Data entries for graphics
----------------------------------------

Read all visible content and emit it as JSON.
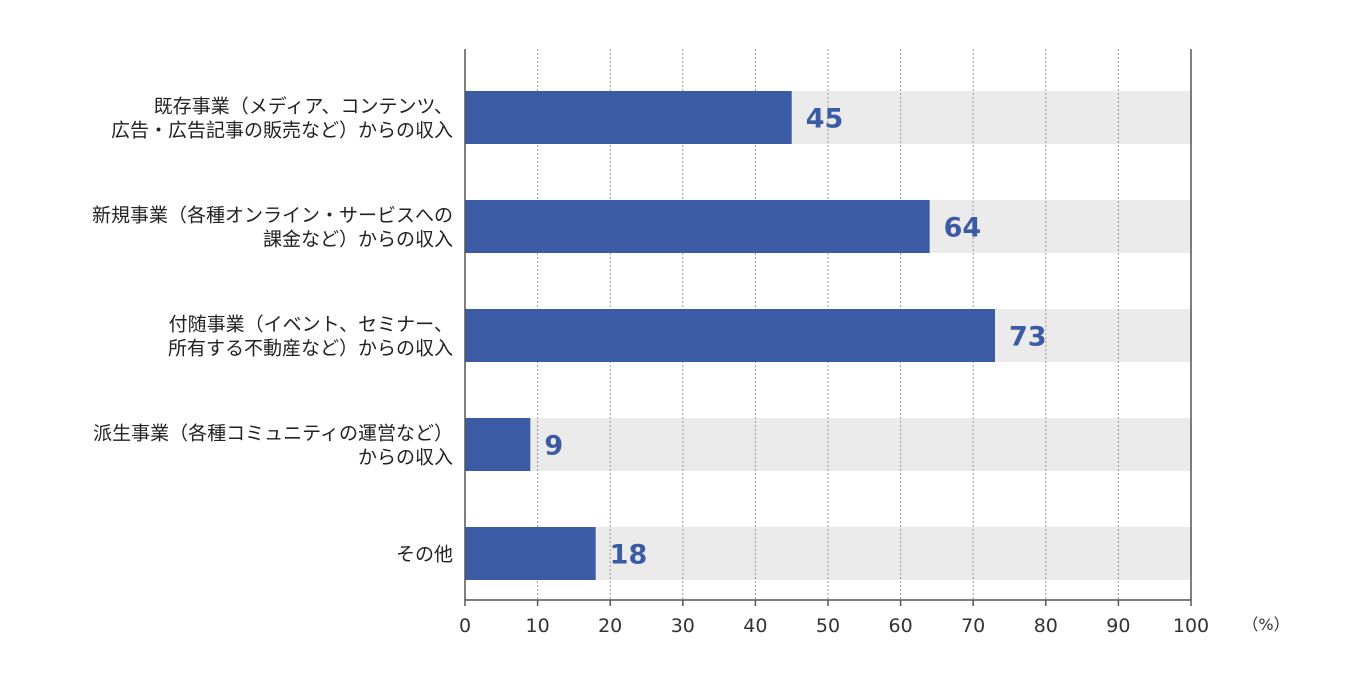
{
  "chart_data": {
    "type": "bar",
    "orientation": "horizontal",
    "categories": [
      [
        "既存事業（メディア、コンテンツ、",
        "広告・広告記事の販売など）からの収入"
      ],
      [
        "新規事業（各種オンライン・サービスへの",
        "課金など）からの収入"
      ],
      [
        "付随事業（イベント、セミナー、",
        "所有する不動産など）からの収入"
      ],
      [
        "派生事業（各種コミュニティの運営など）",
        "からの収入"
      ],
      [
        "その他"
      ]
    ],
    "values": [
      45,
      64,
      73,
      9,
      18
    ],
    "xlim": [
      0,
      100
    ],
    "x_ticks": [
      "0",
      "10",
      "20",
      "30",
      "40",
      "50",
      "60",
      "70",
      "80",
      "90",
      "100"
    ],
    "unit_label": "（%）",
    "grid": true,
    "colors": {
      "bar": "#3b5ba5",
      "track": "#ebebeb",
      "value_label": "#3b5ba5",
      "category_label": "#222222",
      "axis": "#555555",
      "grid": "#999999"
    }
  }
}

----------------------------------------

#### [OBJECTIVE]
Copy out each line exactly, without the pictures.

#### [RESULT]
Read all visible content and emit it as JSON.
{
  "chart_data": {
    "type": "bar",
    "orientation": "horizontal",
    "categories": [
      [
        "既存事業（メディア、コンテンツ、",
        "広告・広告記事の販売など）からの収入"
      ],
      [
        "新規事業（各種オンライン・サービスへの",
        "課金など）からの収入"
      ],
      [
        "付随事業（イベント、セミナー、",
        "所有する不動産など）からの収入"
      ],
      [
        "派生事業（各種コミュニティの運営など）",
        "からの収入"
      ],
      [
        "その他"
      ]
    ],
    "values": [
      45,
      64,
      73,
      9,
      18
    ],
    "xlim": [
      0,
      100
    ],
    "x_ticks": [
      "0",
      "10",
      "20",
      "30",
      "40",
      "50",
      "60",
      "70",
      "80",
      "90",
      "100"
    ],
    "unit_label": "（%）",
    "grid": true,
    "colors": {
      "bar": "#3b5ba5",
      "track": "#ebebeb",
      "value_label": "#3b5ba5",
      "category_label": "#222222",
      "axis": "#555555",
      "grid": "#999999"
    }
  }
}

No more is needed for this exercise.